- _WHAT YOU WILL DO_
Where does the string "Óleo" appear? Copy every line of the entries below that holds it.

-- begin --

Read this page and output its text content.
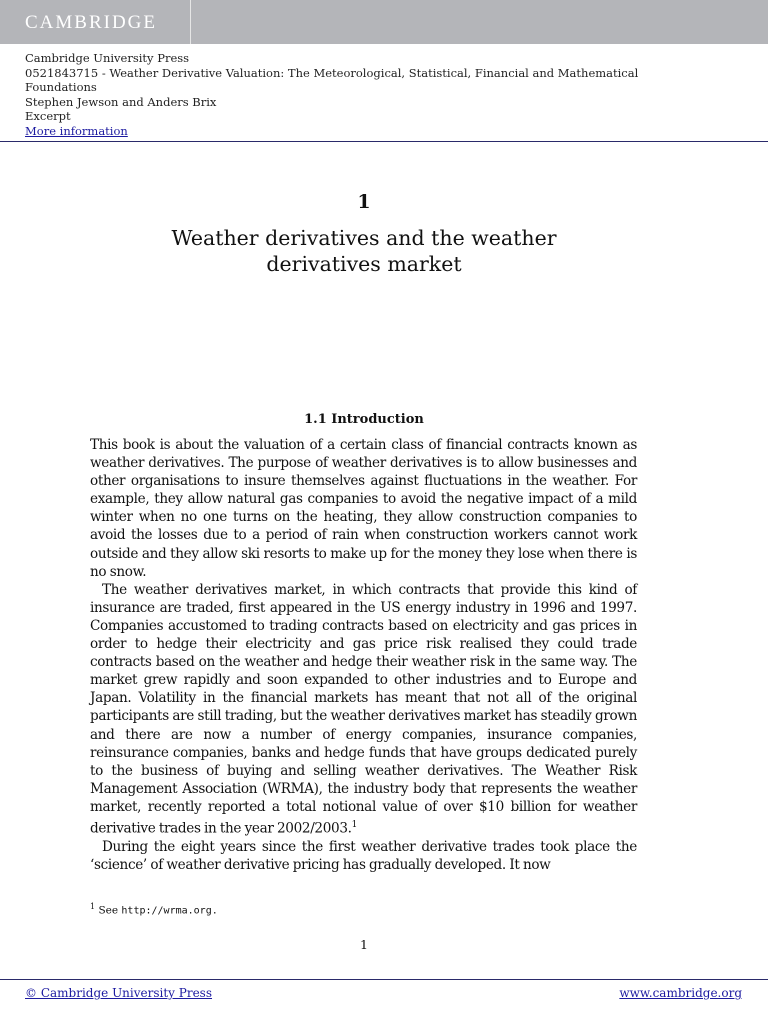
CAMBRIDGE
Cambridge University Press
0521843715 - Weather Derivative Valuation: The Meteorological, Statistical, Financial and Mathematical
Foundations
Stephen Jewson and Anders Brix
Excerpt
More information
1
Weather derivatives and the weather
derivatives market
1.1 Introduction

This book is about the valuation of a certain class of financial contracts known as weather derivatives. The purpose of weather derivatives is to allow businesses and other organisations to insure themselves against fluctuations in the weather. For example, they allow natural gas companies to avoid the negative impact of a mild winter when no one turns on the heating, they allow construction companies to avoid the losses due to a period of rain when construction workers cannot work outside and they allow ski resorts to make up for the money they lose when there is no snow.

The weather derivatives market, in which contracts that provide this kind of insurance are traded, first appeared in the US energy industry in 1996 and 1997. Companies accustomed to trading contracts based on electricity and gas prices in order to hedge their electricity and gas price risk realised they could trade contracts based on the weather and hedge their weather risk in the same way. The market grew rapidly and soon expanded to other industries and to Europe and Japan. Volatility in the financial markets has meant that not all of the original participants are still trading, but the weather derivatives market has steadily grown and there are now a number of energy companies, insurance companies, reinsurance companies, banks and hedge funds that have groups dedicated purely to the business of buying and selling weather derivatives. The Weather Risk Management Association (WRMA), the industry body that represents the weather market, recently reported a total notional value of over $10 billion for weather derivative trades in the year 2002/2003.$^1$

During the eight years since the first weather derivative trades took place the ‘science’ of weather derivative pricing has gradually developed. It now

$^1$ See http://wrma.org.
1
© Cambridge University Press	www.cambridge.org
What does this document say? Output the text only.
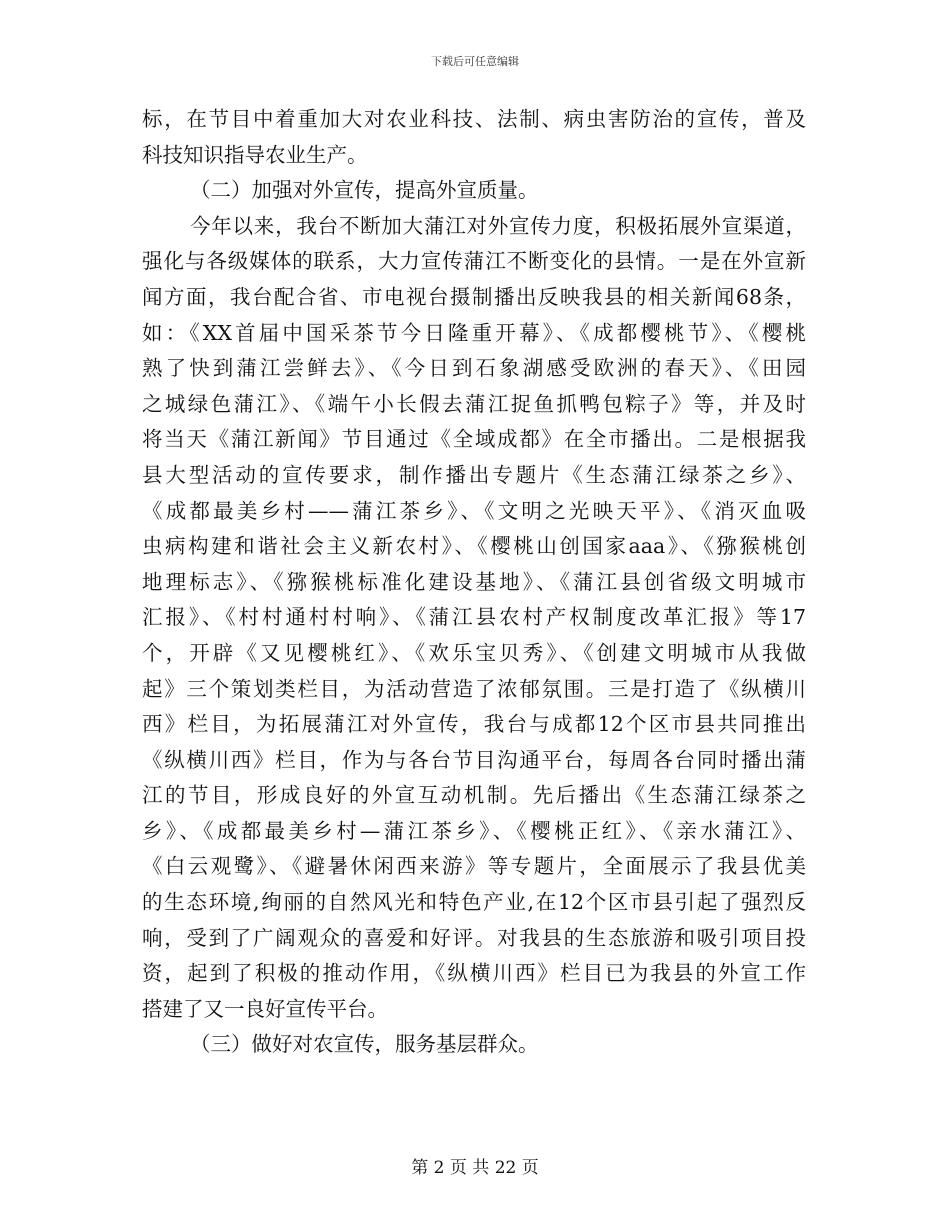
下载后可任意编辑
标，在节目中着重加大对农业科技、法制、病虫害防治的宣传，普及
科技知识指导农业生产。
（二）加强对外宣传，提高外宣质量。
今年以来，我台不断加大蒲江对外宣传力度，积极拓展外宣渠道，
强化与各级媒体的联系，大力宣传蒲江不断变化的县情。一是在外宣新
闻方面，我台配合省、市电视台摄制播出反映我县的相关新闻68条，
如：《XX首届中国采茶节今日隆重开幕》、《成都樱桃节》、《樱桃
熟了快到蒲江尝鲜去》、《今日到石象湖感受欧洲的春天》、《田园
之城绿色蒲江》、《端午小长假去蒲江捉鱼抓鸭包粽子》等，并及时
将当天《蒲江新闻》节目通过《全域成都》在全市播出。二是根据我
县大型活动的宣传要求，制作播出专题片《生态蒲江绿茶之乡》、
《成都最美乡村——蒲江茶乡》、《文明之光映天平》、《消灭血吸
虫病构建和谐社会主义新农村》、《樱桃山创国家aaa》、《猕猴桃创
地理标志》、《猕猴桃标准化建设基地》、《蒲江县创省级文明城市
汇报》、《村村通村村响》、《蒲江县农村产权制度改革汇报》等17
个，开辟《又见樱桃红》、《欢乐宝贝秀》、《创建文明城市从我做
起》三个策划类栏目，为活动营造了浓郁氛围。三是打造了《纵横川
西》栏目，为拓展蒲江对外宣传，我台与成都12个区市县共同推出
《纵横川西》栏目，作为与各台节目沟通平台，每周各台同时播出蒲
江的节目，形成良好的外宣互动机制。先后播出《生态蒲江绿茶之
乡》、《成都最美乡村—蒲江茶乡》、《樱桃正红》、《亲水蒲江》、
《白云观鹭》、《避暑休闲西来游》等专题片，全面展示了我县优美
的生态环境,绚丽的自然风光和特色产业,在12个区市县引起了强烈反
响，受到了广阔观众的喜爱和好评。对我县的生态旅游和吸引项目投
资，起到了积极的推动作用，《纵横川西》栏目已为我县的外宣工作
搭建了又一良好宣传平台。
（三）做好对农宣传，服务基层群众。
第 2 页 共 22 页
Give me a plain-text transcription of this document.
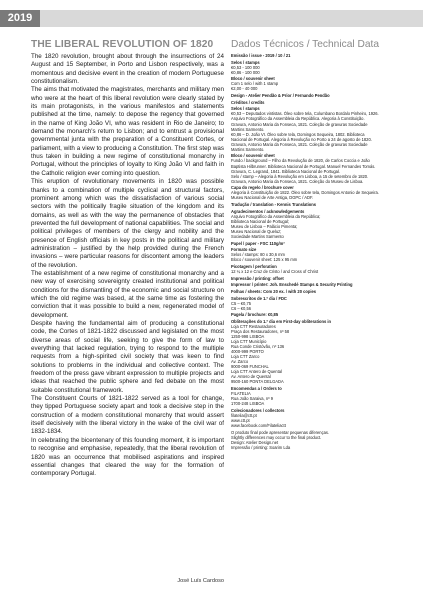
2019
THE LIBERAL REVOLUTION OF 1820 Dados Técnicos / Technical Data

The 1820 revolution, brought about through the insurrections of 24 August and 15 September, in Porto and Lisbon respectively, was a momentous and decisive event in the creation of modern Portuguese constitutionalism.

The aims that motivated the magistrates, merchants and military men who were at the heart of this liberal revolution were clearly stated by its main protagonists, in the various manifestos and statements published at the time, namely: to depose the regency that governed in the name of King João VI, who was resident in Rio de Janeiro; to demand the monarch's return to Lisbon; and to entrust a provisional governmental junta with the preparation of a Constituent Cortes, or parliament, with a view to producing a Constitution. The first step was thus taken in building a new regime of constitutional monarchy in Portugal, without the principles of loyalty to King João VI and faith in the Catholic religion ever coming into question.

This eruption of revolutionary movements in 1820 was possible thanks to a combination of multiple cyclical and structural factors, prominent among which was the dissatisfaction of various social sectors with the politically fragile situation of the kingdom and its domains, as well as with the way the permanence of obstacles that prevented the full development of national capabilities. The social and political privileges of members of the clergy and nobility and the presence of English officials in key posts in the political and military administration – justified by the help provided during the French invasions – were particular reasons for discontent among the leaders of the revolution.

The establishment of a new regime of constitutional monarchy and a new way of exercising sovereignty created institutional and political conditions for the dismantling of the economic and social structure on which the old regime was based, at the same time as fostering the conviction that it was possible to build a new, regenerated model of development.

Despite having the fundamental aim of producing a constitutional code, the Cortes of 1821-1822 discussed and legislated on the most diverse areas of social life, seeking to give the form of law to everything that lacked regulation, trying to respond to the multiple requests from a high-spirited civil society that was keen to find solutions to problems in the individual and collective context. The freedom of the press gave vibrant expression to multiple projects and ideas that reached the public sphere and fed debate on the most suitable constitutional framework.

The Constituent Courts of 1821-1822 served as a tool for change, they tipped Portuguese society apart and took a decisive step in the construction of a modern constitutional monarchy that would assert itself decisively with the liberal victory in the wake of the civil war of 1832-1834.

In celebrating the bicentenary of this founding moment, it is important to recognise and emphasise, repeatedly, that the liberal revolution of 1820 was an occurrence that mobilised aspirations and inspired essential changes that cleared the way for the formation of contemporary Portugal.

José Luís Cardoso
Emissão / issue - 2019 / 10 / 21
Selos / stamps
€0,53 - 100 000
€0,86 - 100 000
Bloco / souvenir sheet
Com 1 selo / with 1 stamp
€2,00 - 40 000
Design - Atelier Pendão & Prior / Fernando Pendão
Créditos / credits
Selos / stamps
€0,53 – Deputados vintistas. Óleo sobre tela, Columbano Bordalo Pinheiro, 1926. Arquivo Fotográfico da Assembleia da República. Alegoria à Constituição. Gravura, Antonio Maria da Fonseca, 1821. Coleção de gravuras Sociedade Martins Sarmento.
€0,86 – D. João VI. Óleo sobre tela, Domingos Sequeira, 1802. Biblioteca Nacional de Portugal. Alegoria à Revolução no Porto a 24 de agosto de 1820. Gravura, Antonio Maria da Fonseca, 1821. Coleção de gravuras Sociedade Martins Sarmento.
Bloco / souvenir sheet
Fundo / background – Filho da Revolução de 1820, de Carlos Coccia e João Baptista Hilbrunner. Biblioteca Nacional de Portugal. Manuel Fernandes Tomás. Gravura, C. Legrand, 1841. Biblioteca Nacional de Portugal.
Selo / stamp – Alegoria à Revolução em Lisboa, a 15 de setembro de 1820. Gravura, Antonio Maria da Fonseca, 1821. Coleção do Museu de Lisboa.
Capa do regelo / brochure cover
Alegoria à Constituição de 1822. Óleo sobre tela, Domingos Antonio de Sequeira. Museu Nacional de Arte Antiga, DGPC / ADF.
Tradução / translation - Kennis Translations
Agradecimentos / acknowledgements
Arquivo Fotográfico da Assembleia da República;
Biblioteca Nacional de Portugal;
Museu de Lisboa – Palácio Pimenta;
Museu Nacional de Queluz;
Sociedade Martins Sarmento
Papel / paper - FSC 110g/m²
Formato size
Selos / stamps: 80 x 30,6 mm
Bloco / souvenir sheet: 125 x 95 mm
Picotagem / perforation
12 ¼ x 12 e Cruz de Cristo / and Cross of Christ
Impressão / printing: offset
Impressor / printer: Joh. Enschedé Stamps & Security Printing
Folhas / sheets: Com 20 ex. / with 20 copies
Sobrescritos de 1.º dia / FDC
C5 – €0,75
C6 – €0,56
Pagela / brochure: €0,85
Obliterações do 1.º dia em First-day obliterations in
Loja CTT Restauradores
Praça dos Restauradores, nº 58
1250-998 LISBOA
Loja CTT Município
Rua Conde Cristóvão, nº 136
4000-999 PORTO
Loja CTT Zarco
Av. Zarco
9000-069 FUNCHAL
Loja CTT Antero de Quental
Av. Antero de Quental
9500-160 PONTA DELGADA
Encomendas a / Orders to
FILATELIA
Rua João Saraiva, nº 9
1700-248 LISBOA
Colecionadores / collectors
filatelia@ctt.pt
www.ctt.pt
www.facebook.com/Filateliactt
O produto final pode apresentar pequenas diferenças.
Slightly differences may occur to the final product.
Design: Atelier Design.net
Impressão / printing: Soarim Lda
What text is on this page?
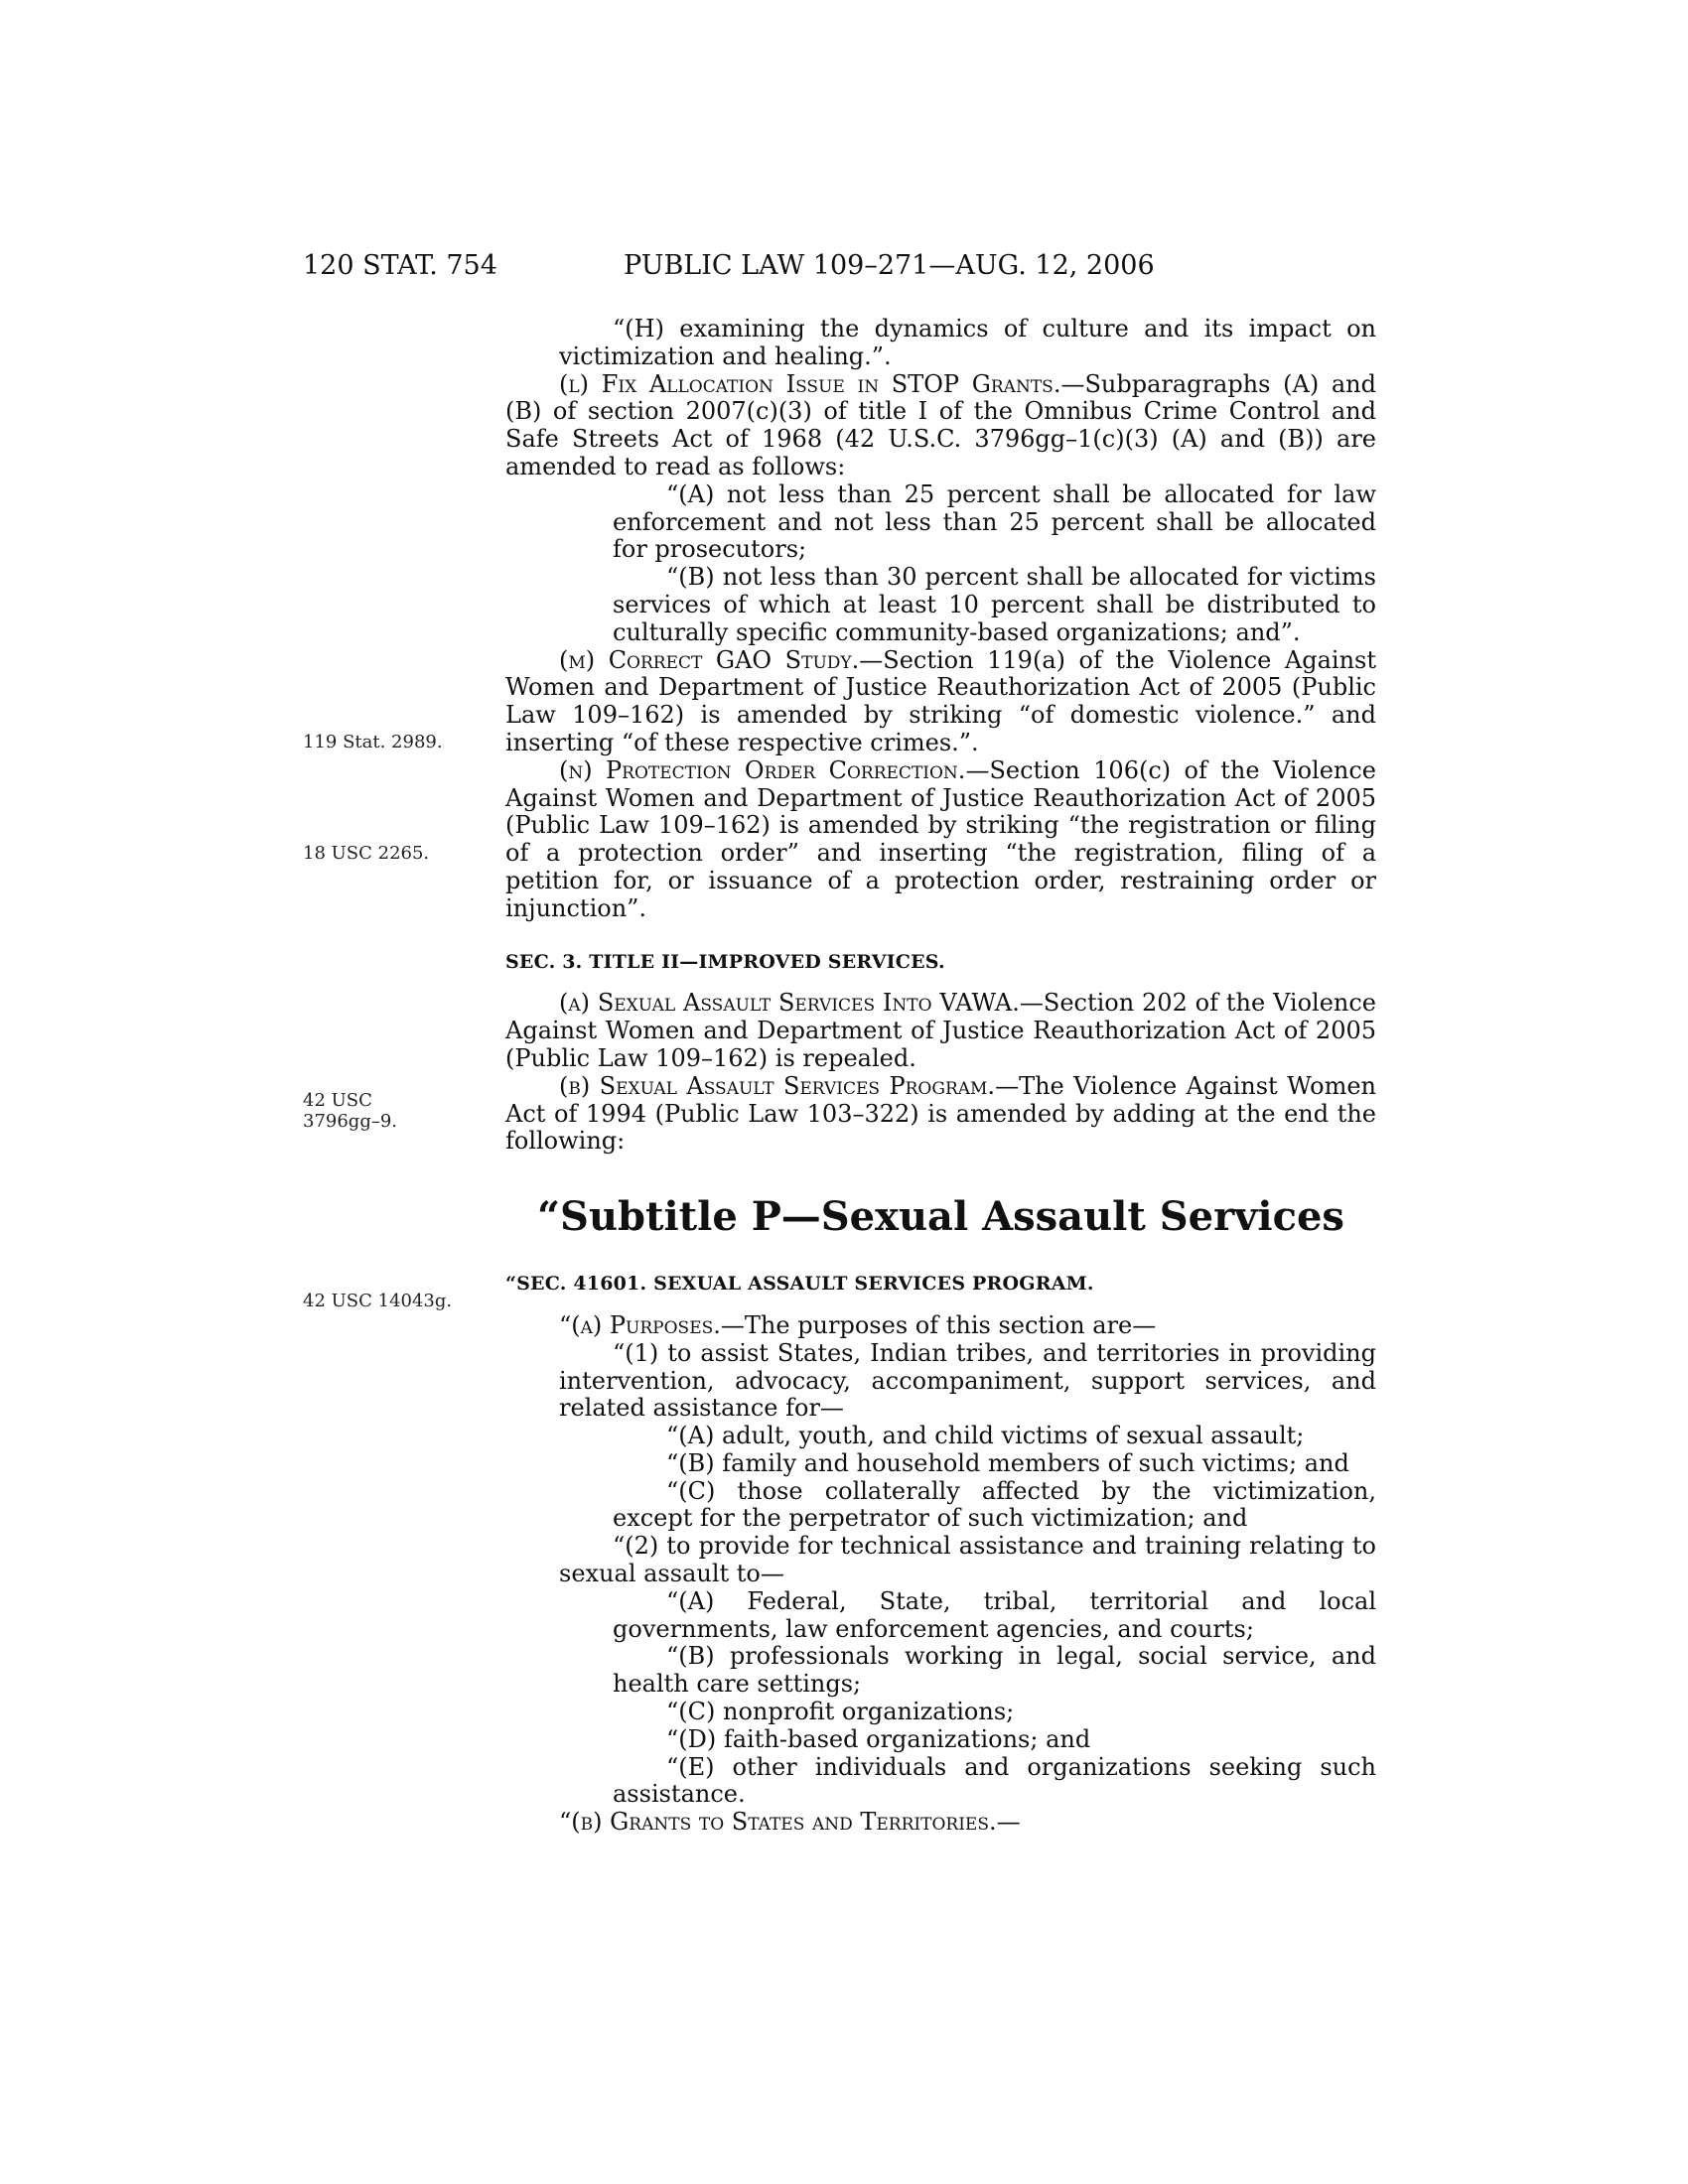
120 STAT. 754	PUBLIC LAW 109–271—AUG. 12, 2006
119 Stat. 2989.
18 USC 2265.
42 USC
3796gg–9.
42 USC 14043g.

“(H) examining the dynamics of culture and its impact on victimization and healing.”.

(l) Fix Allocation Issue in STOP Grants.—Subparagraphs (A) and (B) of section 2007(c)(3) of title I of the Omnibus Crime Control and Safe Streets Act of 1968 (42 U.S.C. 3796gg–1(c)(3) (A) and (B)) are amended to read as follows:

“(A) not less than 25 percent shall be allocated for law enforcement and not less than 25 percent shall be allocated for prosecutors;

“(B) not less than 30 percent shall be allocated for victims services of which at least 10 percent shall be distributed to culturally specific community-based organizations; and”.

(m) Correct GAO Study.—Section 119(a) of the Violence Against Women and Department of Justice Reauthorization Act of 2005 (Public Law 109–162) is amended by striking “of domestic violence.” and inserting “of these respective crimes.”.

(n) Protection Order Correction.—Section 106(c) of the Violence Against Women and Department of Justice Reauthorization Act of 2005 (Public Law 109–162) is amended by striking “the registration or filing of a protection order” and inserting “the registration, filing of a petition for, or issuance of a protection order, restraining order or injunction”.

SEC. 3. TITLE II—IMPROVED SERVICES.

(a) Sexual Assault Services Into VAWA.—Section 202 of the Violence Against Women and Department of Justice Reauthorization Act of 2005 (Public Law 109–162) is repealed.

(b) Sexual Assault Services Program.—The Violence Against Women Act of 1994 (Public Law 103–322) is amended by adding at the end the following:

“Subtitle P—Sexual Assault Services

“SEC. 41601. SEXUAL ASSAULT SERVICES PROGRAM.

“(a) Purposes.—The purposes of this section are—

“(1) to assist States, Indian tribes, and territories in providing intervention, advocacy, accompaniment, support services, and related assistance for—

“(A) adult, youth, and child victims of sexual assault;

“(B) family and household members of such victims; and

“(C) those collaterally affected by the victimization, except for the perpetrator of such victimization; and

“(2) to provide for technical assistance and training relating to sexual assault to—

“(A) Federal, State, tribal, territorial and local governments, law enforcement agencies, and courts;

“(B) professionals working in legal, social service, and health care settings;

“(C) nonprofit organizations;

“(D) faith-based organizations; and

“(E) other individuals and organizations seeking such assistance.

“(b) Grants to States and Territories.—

-- end --

- _WRITTEN SOLUTION_
€0,53 – Deputados vintistas. Óleo sobre tela, Columbano Bordalo Pinheiro, 1926. Arquivo Fotográfico da Assembleia da República. Alegoria à Constituição. Gravura, Antonio Maria da Fonseca, 1821. Coleção de gravuras Sociedade Martins Sarmento.
€0,86 – D. João VI. Óleo sobre tela, Domingos Sequeira, 1802. Biblioteca Nacional de Portugal. Alegoria à Revolução no Porto a 24 de agosto de 1820. Gravura, Antonio Maria da Fonseca, 1821. Coleção de gravuras Sociedade Martins Sarmento.
Alegoria à Constituição de 1822. Óleo sobre tela, Domingos Antonio de Sequeira. Museu Nacional de Arte Antiga, DGPC / ADF.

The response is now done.